## Work to do
Only the pictures stay out; every record is to be quoted exactly.

━━━━━━━━

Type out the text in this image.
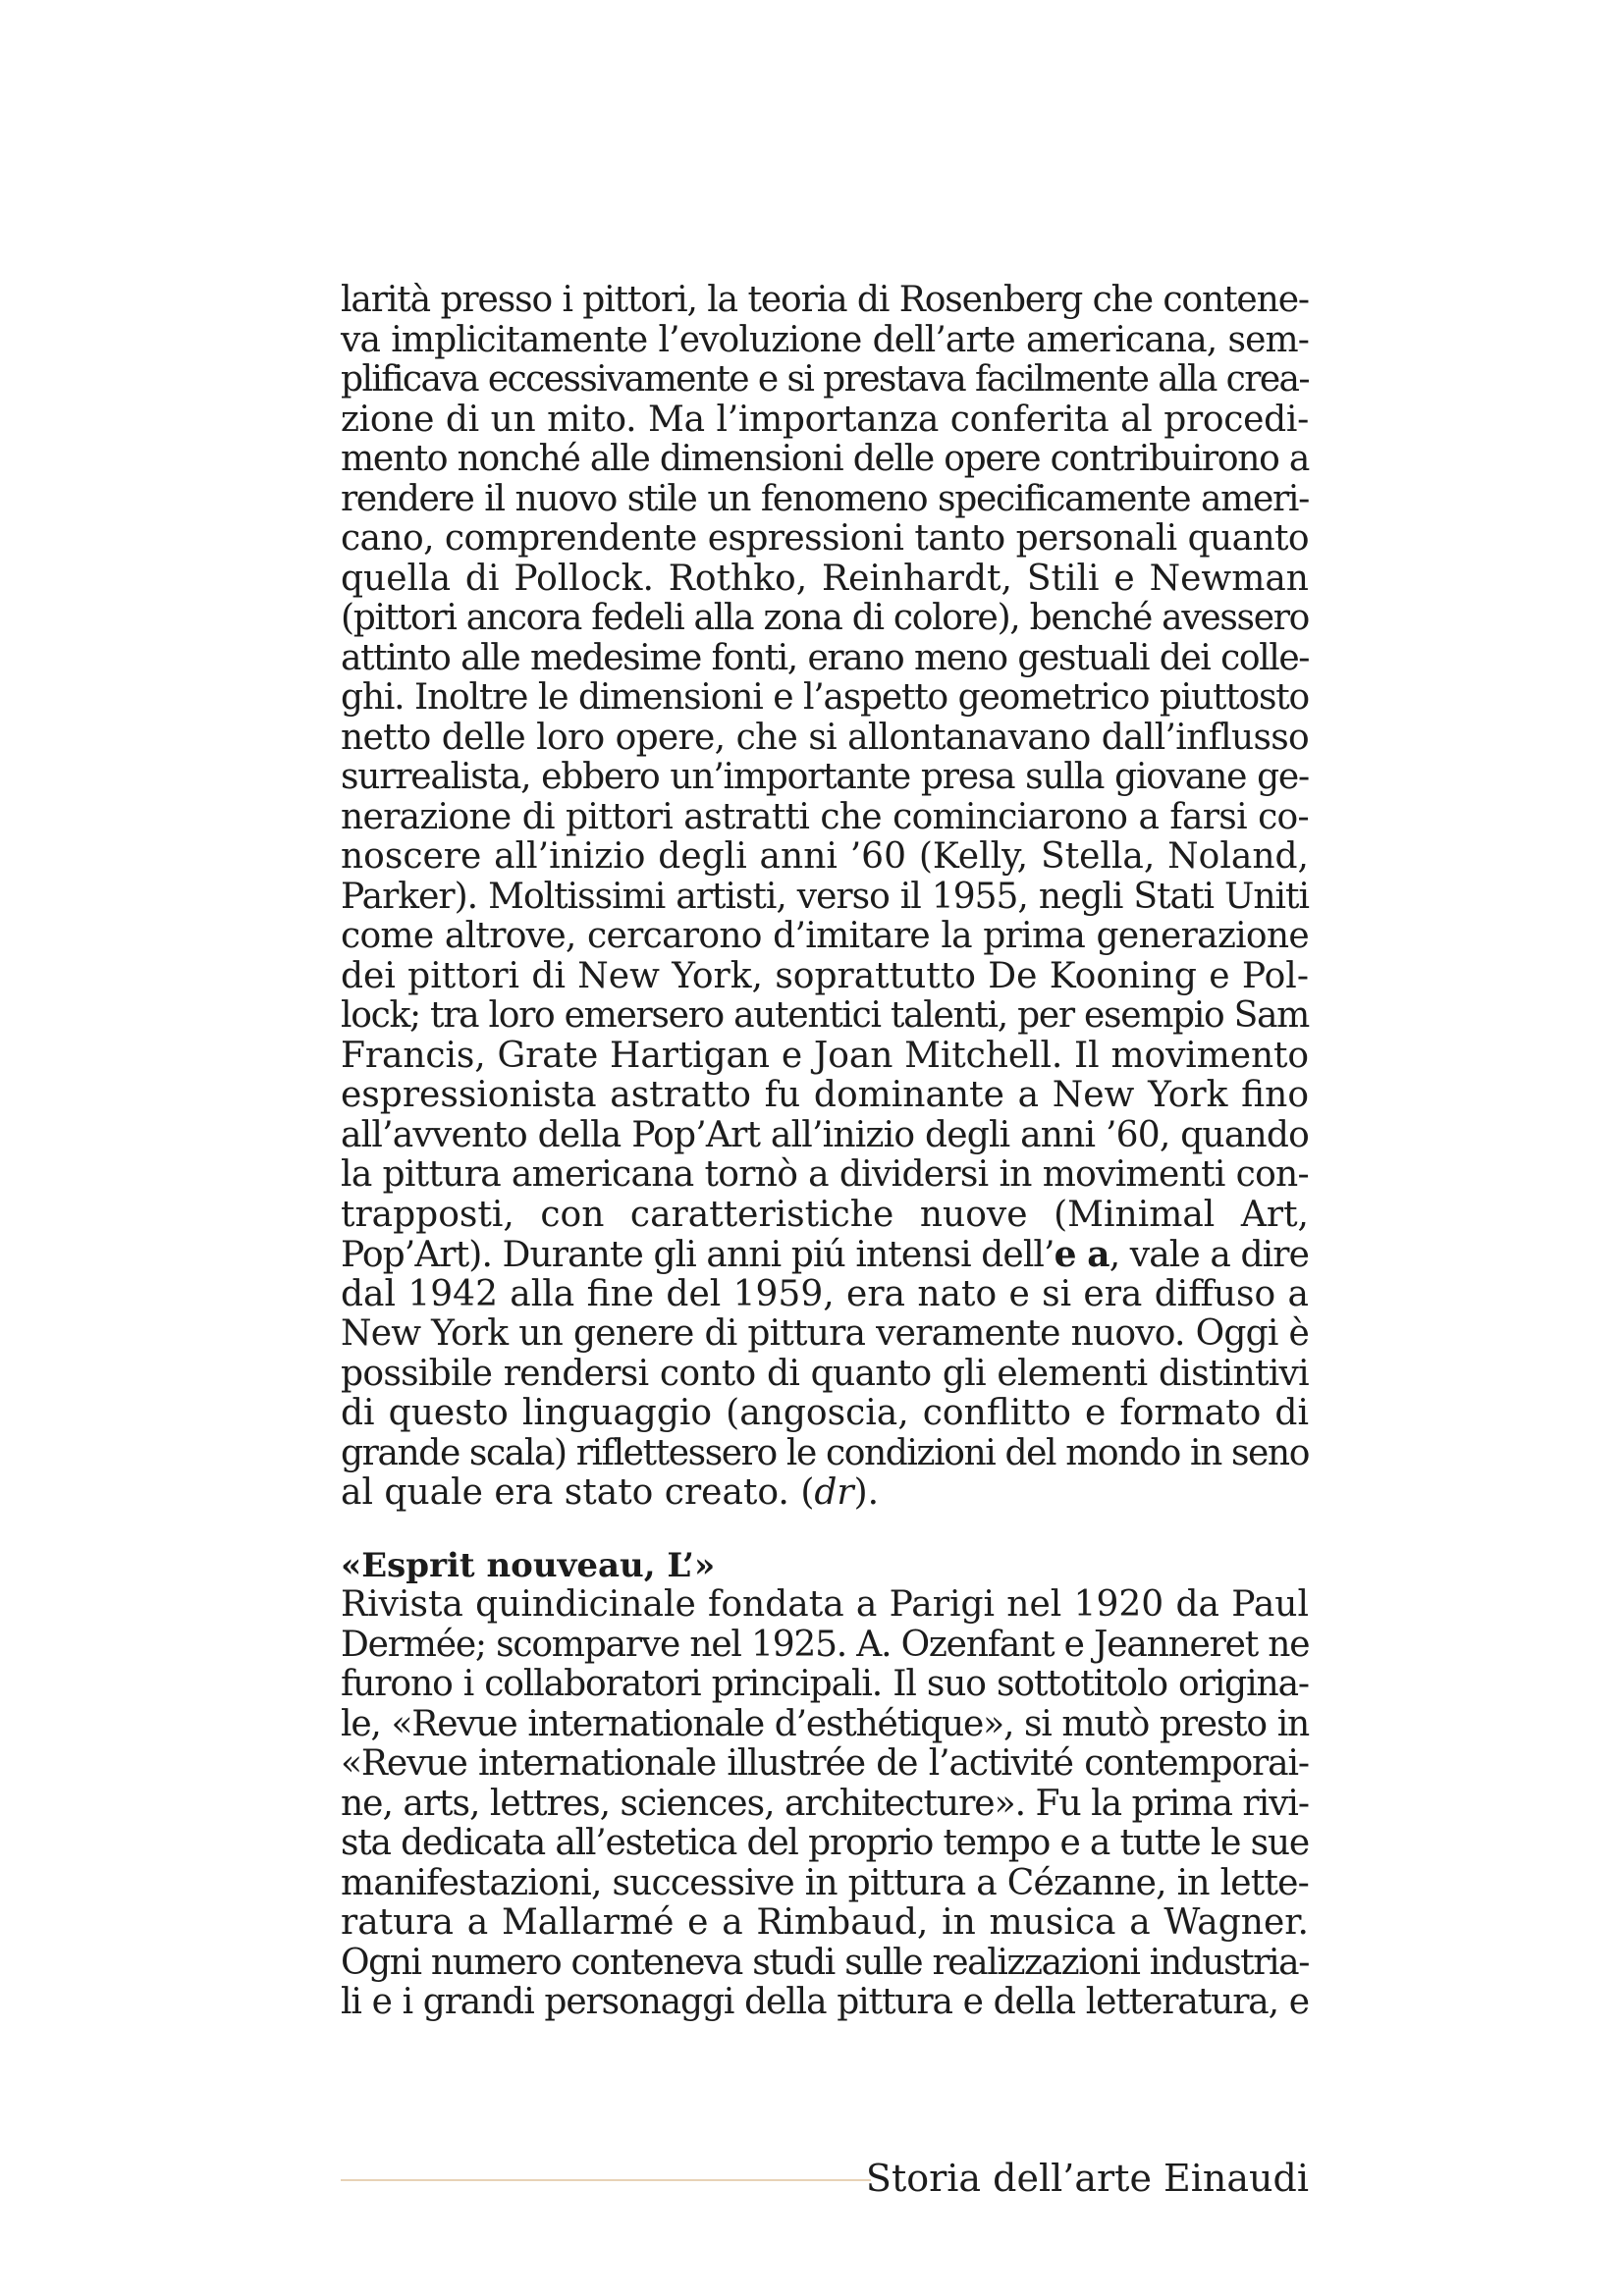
larità presso i pittori, la teoria di Rosenberg che contene-
va implicitamente l’evoluzione dell’arte americana, sem-
plificava eccessivamente e si prestava facilmente alla crea-
zione di un mito. Ma l’importanza conferita al procedi-
mento nonché alle dimensioni delle opere contribuirono a
rendere il nuovo stile un fenomeno specificamente ameri-
cano, comprendente espressioni tanto personali quanto
quella di Pollock. Rothko, Reinhardt, Stili e Newman
(pittori ancora fedeli alla zona di colore), benché avessero
attinto alle medesime fonti, erano meno gestuali dei colle-
ghi. Inoltre le dimensioni e l’aspetto geometrico piuttosto
netto delle loro opere, che si allontanavano dall’influsso
surrealista, ebbero un’importante presa sulla giovane ge-
nerazione di pittori astratti che cominciarono a farsi co-
noscere all’inizio degli anni ’60 (Kelly, Stella, Noland,
Parker). Moltissimi artisti, verso il 1955, negli Stati Uniti
come altrove, cercarono d’imitare la prima generazione
dei pittori di New York, soprattutto De Kooning e Pol-
lock; tra loro emersero autentici talenti, per esempio Sam
Francis, Grate Hartigan e Joan Mitchell. Il movimento
espressionista astratto fu dominante a New York fino
all’avvento della Pop’Art all’inizio degli anni ’60, quando
la pittura americana tornò a dividersi in movimenti con-
trapposti, con caratteristiche nuove (Minimal Art,
Pop’Art). Durante gli anni piú intensi dell’e a, vale a dire
dal 1942 alla fine del 1959, era nato e si era diffuso a
New York un genere di pittura veramente nuovo. Oggi è
possibile rendersi conto di quanto gli elementi distintivi
di questo linguaggio (angoscia, conflitto e formato di
grande scala) riflettessero le condizioni del mondo in seno
al quale era stato creato. (dr).
«Esprit nouveau, L’»
Rivista quindicinale fondata a Parigi nel 1920 da Paul
Dermée; scomparve nel 1925. A. Ozenfant e Jeanneret ne
furono i collaboratori principali. Il suo sottotitolo origina-
le, «Revue internationale d’esthétique», si mutò presto in
«Revue internationale illustrée de l’activité contemporai-
ne, arts, lettres, sciences, architecture». Fu la prima rivi-
sta dedicata all’estetica del proprio tempo e a tutte le sue
manifestazioni, successive in pittura a Cézanne, in lette-
ratura a Mallarmé e a Rimbaud, in musica a Wagner.
Ogni numero conteneva studi sulle realizzazioni industria-
li e i grandi personaggi della pittura e della letteratura, e
Storia dell’arte Einaudi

━━━━━━━━

## Solution to this exercise
Type out the text in this image.
larità presso i pittori, la teoria di Rosenberg che contene-
va implicitamente l’evoluzione dell’arte americana, sem-
plificava eccessivamente e si prestava facilmente alla crea-
zione di un mito. Ma l’importanza conferita al procedi-
mento nonché alle dimensioni delle opere contribuirono a
rendere il nuovo stile un fenomeno specificamente ameri-
cano, comprendente espressioni tanto personali quanto
quella di Pollock. Rothko, Reinhardt, Stili e Newman
(pittori ancora fedeli alla zona di colore), benché avessero
attinto alle medesime fonti, erano meno gestuali dei colle-
ghi. Inoltre le dimensioni e l’aspetto geometrico piuttosto
netto delle loro opere, che si allontanavano dall’influsso
surrealista, ebbero un’importante presa sulla giovane ge-
nerazione di pittori astratti che cominciarono a farsi co-
noscere all’inizio degli anni ’60 (Kelly, Stella, Noland,
Parker). Moltissimi artisti, verso il 1955, negli Stati Uniti
come altrove, cercarono d’imitare la prima generazione
dei pittori di New York, soprattutto De Kooning e Pol-
lock; tra loro emersero autentici talenti, per esempio Sam
Francis, Grate Hartigan e Joan Mitchell. Il movimento
espressionista astratto fu dominante a New York fino
all’avvento della Pop’Art all’inizio degli anni ’60, quando
la pittura americana tornò a dividersi in movimenti con-
trapposti, con caratteristiche nuove (Minimal Art,
Pop’Art). Durante gli anni piú intensi dell’e a, vale a dire
dal 1942 alla fine del 1959, era nato e si era diffuso a
New York un genere di pittura veramente nuovo. Oggi è
possibile rendersi conto di quanto gli elementi distintivi
di questo linguaggio (angoscia, conflitto e formato di
grande scala) riflettessero le condizioni del mondo in seno
al quale era stato creato. (dr).
«Esprit nouveau, L’»
Rivista quindicinale fondata a Parigi nel 1920 da Paul
Dermée; scomparve nel 1925. A. Ozenfant e Jeanneret ne
furono i collaboratori principali. Il suo sottotitolo origina-
le, «Revue internationale d’esthétique», si mutò presto in
«Revue internationale illustrée de l’activité contemporai-
ne, arts, lettres, sciences, architecture». Fu la prima rivi-
sta dedicata all’estetica del proprio tempo e a tutte le sue
manifestazioni, successive in pittura a Cézanne, in lette-
ratura a Mallarmé e a Rimbaud, in musica a Wagner.
Ogni numero conteneva studi sulle realizzazioni industria-
li e i grandi personaggi della pittura e della letteratura, e
Storia dell’arte Einaudi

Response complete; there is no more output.